— Given request —
Reproduce all of the material exactly as shown.
··· Information given ···
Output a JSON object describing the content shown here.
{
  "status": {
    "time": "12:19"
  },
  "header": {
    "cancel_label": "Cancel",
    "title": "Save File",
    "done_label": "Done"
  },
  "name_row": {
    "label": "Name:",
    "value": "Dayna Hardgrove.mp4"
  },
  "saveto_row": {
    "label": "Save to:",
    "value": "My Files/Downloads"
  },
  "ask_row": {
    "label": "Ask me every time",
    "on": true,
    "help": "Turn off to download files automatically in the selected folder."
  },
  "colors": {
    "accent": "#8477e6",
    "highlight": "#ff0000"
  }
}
···
— Final result —
Output a JSON object describing the content shown here.
{
  "status": {
    "time": "12:19"
  },
  "header": {
    "cancel_label": "Cancel",
    "title": "Save File",
    "done_label": "Done"
  },
  "name_row": {
    "label": "Name:",
    "value": "Dayna Hardgrove.mp4"
  },
  "saveto_row": {
    "label": "Save to:",
    "value": "My Files/Downloads"
  },
  "ask_row": {
    "label": "Ask me every time",
    "on": true,
    "help": "Turn off to download files automatically in the selected folder."
  },
  "colors": {
    "accent": "#8477e6",
    "highlight": "#ff0000"
  }
}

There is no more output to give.